SHORT TASK — Reproduce every entry in the listing without alteration.

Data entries
□ □ □ □

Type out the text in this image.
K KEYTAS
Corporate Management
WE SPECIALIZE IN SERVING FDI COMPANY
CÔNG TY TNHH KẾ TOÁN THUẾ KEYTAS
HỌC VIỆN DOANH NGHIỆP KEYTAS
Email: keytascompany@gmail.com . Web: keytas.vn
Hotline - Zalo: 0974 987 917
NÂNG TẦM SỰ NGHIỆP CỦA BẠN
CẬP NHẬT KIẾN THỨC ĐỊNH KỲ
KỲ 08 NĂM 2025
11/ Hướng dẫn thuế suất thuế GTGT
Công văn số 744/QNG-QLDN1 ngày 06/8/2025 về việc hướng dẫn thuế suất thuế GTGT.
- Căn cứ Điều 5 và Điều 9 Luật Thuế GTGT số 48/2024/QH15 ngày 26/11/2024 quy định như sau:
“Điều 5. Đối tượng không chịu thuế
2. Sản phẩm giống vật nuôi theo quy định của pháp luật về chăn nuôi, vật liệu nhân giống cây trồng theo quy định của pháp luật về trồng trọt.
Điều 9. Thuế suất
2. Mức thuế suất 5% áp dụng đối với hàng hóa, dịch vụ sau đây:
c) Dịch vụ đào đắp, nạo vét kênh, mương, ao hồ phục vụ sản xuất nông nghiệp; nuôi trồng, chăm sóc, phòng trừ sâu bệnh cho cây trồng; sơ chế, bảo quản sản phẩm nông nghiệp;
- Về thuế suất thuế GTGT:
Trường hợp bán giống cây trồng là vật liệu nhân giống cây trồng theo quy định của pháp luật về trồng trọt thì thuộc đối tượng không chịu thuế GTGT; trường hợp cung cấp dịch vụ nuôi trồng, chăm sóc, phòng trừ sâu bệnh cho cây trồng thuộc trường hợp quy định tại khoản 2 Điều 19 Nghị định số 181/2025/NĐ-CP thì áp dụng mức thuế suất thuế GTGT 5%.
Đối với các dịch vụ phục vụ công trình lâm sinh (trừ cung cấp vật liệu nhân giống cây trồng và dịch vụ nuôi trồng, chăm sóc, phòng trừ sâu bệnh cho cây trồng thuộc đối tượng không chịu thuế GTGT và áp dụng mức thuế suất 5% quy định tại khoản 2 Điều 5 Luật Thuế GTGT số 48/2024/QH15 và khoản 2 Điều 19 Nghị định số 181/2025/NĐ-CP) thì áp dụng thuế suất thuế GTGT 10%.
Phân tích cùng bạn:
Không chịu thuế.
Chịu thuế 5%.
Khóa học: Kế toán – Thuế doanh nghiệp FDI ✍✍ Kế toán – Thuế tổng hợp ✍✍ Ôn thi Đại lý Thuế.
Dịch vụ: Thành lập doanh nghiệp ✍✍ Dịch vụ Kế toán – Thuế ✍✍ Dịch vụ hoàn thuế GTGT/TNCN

□ □ □ □

OUTPUT FOR THIS EXERCISE —
Type out the text in this image.
K KEYTAS
Corporate Management
WE SPECIALIZE IN SERVING FDI COMPANY
CÔNG TY TNHH KẾ TOÁN THUẾ KEYTAS
HỌC VIỆN DOANH NGHIỆP KEYTAS
Email: keytascompany@gmail.com . Web: keytas.vn
Hotline - Zalo: 0974 987 917
NÂNG TẦM SỰ NGHIỆP CỦA BẠN
CẬP NHẬT KIẾN THỨC ĐỊNH KỲ
KỲ 08 NĂM 2025
11/ Hướng dẫn thuế suất thuế GTGT
Công văn số 744/QNG-QLDN1 ngày 06/8/2025 về việc hướng dẫn thuế suất thuế GTGT.
- Căn cứ Điều 5 và Điều 9 Luật Thuế GTGT số 48/2024/QH15 ngày 26/11/2024 quy định như sau:
“Điều 5. Đối tượng không chịu thuế
2. Sản phẩm giống vật nuôi theo quy định của pháp luật về chăn nuôi, vật liệu nhân giống cây trồng theo quy định của pháp luật về trồng trọt.
Điều 9. Thuế suất
2. Mức thuế suất 5% áp dụng đối với hàng hóa, dịch vụ sau đây:
c) Dịch vụ đào đắp, nạo vét kênh, mương, ao hồ phục vụ sản xuất nông nghiệp; nuôi trồng, chăm sóc, phòng trừ sâu bệnh cho cây trồng; sơ chế, bảo quản sản phẩm nông nghiệp;
- Về thuế suất thuế GTGT:
Trường hợp bán giống cây trồng là vật liệu nhân giống cây trồng theo quy định của pháp luật về trồng trọt thì thuộc đối tượng không chịu thuế GTGT; trường hợp cung cấp dịch vụ nuôi trồng, chăm sóc, phòng trừ sâu bệnh cho cây trồng thuộc trường hợp quy định tại khoản 2 Điều 19 Nghị định số 181/2025/NĐ-CP thì áp dụng mức thuế suất thuế GTGT 5%.
Đối với các dịch vụ phục vụ công trình lâm sinh (trừ cung cấp vật liệu nhân giống cây trồng và dịch vụ nuôi trồng, chăm sóc, phòng trừ sâu bệnh cho cây trồng thuộc đối tượng không chịu thuế GTGT và áp dụng mức thuế suất 5% quy định tại khoản 2 Điều 5 Luật Thuế GTGT số 48/2024/QH15 và khoản 2 Điều 19 Nghị định số 181/2025/NĐ-CP) thì áp dụng thuế suất thuế GTGT 10%.
Phân tích cùng bạn:
Không chịu thuế.
Chịu thuế 5%.
Khóa học: Kế toán – Thuế doanh nghiệp FDI ✍✍ Kế toán – Thuế tổng hợp ✍✍ Ôn thi Đại lý Thuế.
Dịch vụ: Thành lập doanh nghiệp ✍✍ Dịch vụ Kế toán – Thuế ✍✍ Dịch vụ hoàn thuế GTGT/TNCN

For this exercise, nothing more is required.